**Exercise requirements**. Please report each line of the data below that contains "Hematopoietic".

**Supplied material**.

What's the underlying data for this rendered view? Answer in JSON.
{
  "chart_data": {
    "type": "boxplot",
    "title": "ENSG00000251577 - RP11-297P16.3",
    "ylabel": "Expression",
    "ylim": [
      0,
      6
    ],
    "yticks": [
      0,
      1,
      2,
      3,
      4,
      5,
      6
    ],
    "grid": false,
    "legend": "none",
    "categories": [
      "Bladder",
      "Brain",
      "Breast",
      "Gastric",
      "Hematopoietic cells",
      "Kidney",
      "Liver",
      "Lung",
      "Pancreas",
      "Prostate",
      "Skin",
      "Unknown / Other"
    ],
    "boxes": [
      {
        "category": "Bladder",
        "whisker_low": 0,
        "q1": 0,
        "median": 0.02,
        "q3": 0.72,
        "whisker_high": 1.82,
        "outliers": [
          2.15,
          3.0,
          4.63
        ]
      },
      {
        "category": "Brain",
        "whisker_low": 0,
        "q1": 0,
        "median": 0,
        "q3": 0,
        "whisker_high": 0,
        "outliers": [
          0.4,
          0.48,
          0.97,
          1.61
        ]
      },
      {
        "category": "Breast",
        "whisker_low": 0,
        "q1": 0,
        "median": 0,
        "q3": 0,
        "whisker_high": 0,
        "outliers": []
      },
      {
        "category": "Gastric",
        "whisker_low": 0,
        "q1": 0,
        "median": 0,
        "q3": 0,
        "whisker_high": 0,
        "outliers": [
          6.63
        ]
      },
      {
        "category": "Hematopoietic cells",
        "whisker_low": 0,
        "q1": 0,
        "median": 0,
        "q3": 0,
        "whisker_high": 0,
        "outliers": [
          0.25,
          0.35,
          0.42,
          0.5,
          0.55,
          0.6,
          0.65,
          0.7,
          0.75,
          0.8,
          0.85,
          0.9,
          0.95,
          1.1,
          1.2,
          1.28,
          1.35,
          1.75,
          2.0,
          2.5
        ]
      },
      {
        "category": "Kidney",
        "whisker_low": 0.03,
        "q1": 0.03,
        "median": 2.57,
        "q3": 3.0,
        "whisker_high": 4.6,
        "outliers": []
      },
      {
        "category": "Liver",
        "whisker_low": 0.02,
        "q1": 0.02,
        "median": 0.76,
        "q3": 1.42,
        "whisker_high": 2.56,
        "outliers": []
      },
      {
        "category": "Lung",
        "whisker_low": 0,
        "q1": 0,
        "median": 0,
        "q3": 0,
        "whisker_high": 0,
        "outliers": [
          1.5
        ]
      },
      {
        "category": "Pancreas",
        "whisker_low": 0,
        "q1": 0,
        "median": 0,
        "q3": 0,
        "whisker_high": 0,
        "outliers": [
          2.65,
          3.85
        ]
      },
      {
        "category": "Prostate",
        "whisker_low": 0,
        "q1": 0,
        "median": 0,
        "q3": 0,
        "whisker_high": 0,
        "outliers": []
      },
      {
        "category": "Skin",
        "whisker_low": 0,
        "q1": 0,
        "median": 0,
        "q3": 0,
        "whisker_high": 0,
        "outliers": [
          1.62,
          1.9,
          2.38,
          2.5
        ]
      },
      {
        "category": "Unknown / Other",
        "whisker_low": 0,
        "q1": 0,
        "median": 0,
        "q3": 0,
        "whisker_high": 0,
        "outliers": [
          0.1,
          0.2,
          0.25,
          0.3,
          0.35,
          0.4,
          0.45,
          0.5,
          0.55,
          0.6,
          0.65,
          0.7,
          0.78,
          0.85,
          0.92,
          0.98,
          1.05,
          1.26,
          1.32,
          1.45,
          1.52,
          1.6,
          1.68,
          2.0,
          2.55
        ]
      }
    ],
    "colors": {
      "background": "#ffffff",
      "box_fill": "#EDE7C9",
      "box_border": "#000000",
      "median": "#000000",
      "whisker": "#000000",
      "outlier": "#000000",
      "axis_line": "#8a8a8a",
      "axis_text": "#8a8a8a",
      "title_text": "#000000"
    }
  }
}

**Problem solution**.
      "Hematopoietic cells",
        "category": "Hematopoietic cells",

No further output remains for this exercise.